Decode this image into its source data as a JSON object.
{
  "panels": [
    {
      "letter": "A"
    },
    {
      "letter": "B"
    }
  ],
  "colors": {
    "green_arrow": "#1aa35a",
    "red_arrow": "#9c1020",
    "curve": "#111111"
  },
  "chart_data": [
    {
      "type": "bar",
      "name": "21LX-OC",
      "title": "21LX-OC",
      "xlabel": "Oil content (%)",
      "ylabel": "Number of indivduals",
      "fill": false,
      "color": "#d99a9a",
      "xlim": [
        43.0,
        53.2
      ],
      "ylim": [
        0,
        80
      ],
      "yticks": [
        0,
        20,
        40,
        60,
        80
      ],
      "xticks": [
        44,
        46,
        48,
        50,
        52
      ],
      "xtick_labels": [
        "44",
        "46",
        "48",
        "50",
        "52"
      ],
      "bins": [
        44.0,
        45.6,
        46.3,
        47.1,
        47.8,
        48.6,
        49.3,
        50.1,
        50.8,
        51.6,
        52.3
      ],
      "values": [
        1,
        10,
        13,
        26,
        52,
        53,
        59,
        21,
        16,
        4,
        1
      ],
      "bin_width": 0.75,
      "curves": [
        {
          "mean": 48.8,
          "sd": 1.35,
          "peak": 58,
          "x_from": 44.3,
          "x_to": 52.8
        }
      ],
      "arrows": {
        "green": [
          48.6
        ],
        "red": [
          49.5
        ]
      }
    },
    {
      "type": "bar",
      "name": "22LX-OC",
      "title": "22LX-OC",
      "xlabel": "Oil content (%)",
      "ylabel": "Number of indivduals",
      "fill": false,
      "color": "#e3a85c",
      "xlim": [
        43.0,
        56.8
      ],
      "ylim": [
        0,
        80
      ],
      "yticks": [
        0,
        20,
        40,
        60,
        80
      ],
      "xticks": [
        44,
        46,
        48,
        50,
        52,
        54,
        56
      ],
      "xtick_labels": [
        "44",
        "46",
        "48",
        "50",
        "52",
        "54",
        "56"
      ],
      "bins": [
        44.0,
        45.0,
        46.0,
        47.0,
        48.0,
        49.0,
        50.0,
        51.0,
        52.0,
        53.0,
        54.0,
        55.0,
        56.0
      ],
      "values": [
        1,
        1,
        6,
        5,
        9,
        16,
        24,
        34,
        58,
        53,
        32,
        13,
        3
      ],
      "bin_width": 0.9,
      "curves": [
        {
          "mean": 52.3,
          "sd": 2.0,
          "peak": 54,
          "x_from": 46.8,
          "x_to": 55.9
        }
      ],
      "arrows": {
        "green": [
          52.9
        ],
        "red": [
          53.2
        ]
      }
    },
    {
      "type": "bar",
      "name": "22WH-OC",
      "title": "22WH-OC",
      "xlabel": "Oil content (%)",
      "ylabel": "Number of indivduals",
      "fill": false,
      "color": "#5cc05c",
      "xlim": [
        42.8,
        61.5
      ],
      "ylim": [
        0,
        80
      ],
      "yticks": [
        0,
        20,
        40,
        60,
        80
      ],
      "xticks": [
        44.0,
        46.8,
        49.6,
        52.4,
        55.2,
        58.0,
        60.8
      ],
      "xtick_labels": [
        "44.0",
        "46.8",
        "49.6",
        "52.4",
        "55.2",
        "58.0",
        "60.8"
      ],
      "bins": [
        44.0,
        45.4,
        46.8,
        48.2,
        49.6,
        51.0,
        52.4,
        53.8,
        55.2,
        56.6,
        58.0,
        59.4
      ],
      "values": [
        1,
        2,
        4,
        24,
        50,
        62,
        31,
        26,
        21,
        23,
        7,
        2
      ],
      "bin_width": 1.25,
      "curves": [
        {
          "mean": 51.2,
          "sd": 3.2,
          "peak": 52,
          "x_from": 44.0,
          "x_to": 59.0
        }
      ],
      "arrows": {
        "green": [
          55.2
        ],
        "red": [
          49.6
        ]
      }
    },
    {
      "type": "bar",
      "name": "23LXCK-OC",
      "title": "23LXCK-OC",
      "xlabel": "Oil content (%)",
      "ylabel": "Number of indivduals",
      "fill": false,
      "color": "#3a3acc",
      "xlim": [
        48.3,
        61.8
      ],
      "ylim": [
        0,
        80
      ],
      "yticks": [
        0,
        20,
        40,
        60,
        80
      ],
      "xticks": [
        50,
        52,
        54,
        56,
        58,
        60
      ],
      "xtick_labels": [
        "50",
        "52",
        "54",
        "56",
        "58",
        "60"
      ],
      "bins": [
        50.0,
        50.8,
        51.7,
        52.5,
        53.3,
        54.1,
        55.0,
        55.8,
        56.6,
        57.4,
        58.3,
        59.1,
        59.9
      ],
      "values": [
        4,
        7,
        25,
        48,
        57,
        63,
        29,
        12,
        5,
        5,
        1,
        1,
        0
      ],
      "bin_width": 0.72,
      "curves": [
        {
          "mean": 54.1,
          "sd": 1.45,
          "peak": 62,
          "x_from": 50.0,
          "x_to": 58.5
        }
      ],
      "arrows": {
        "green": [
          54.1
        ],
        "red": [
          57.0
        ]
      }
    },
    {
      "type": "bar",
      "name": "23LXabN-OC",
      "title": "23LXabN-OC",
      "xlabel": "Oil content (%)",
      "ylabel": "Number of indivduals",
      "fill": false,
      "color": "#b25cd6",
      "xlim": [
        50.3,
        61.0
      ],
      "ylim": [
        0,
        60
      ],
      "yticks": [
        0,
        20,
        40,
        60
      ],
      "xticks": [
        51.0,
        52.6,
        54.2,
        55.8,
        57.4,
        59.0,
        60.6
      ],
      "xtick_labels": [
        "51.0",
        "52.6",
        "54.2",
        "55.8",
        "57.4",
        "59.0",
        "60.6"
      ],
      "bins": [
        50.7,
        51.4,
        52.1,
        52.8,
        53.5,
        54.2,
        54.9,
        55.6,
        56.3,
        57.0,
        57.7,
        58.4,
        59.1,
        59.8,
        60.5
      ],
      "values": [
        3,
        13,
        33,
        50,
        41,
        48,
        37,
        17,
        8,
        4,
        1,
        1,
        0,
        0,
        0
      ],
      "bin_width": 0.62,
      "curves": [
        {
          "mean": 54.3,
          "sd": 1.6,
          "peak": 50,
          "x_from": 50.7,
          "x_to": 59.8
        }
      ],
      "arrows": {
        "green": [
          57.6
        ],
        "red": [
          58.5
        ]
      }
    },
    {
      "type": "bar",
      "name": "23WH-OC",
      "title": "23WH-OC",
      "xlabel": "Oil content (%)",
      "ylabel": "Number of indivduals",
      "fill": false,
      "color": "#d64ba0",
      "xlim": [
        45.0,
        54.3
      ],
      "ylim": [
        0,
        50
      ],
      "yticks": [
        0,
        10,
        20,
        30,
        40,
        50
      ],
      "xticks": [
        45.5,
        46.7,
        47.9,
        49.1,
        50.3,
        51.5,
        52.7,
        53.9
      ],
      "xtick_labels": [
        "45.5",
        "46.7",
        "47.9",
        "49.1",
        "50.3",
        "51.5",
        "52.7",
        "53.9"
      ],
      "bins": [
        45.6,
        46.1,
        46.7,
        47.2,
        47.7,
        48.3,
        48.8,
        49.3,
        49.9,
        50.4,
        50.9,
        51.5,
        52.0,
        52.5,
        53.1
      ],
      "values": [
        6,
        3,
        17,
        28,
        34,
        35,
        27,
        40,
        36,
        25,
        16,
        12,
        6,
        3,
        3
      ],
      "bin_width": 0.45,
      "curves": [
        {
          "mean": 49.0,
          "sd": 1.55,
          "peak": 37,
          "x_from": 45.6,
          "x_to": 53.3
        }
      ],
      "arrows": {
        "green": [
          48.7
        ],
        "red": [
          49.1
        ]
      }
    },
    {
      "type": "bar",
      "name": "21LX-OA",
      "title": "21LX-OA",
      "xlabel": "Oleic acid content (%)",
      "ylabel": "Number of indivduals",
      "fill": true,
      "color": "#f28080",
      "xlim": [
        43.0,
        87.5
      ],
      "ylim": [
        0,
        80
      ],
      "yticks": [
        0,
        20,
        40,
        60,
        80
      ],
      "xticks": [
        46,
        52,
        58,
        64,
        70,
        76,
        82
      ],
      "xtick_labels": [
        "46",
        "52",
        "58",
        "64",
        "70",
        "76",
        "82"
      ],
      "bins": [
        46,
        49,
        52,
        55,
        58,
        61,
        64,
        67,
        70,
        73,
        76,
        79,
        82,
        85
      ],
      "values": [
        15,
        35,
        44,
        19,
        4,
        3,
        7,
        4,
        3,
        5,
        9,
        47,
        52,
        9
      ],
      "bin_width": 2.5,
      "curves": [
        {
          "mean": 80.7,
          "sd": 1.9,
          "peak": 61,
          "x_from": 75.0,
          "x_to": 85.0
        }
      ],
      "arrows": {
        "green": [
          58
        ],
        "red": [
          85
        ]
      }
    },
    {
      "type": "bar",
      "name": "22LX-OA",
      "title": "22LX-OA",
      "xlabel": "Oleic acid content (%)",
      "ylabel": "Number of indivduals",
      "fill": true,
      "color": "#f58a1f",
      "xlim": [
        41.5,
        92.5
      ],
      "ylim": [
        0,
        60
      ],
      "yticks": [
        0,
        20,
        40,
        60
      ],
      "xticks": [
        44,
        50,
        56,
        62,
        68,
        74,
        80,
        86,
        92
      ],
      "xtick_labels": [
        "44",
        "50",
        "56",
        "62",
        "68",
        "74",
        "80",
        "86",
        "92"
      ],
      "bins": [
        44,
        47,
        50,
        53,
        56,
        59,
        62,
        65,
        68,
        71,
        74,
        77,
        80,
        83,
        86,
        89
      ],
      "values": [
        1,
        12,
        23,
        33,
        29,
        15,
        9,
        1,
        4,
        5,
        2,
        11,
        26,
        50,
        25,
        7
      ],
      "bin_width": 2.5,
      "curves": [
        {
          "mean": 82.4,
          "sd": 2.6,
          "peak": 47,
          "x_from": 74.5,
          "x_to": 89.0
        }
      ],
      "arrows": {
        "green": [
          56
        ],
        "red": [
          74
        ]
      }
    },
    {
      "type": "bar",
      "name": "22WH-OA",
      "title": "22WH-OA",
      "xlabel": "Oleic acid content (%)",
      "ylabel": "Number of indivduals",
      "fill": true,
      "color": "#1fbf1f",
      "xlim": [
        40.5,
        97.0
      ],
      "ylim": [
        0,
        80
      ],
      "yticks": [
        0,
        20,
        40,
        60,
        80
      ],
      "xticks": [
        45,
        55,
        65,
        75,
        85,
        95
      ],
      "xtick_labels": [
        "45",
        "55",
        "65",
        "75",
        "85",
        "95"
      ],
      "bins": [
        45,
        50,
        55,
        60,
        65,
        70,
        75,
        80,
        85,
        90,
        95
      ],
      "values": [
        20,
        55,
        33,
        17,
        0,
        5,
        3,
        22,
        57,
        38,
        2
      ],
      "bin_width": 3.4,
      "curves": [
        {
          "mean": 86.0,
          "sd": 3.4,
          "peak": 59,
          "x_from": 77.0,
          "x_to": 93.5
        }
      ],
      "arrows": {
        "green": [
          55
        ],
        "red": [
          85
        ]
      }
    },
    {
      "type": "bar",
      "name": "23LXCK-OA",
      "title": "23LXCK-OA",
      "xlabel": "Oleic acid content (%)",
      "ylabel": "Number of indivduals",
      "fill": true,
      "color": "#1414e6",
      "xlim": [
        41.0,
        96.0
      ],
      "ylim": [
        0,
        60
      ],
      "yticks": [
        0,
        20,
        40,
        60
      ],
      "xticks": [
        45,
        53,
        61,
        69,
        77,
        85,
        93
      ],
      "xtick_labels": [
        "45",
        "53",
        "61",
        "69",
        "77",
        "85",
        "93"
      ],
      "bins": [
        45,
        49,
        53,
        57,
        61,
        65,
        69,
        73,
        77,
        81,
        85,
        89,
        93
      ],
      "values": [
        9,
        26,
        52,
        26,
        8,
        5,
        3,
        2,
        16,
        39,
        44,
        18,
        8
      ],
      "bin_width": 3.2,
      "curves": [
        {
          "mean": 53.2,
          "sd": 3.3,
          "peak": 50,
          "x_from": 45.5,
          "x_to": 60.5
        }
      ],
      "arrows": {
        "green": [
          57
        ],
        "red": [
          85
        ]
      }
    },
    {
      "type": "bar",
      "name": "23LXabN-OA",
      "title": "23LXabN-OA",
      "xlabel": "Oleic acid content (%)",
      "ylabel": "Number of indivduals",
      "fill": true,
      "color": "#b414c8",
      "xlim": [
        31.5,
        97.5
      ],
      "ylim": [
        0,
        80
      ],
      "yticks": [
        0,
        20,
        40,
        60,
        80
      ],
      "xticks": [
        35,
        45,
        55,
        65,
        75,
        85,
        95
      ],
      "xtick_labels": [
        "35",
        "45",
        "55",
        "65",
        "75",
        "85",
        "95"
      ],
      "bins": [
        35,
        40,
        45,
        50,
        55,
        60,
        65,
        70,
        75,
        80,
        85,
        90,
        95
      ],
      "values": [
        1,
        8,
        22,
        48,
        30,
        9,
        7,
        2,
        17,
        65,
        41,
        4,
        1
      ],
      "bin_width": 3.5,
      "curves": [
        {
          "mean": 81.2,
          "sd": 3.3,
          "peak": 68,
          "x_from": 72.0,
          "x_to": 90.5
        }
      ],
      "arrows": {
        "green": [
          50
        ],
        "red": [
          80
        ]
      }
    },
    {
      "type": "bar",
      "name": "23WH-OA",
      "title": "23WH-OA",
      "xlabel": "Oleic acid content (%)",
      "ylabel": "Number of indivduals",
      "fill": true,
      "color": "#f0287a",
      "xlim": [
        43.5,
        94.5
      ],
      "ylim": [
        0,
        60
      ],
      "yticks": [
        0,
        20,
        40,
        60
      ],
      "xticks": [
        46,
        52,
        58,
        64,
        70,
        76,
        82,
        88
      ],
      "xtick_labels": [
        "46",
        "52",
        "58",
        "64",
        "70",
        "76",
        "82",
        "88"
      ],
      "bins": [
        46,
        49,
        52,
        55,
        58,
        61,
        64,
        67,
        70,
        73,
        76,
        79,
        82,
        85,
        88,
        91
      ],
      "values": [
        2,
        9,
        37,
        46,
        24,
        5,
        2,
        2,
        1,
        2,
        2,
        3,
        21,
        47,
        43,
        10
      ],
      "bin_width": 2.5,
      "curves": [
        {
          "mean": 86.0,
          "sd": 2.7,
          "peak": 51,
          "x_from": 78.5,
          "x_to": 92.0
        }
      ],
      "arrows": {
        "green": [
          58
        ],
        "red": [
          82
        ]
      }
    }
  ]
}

▬▬▬

**Work to complete:** Read through the data and copy every line where "peak" shows up.

**Solution for this problem:**
          "peak": 58,
          "peak": 54,
          "peak": 52,
          "peak": 62,
          "peak": 50,
          "peak": 37,
          "peak": 61,
          "peak": 47,
          "peak": 59,
          "peak": 50,
          "peak": 68,
          "peak": 51,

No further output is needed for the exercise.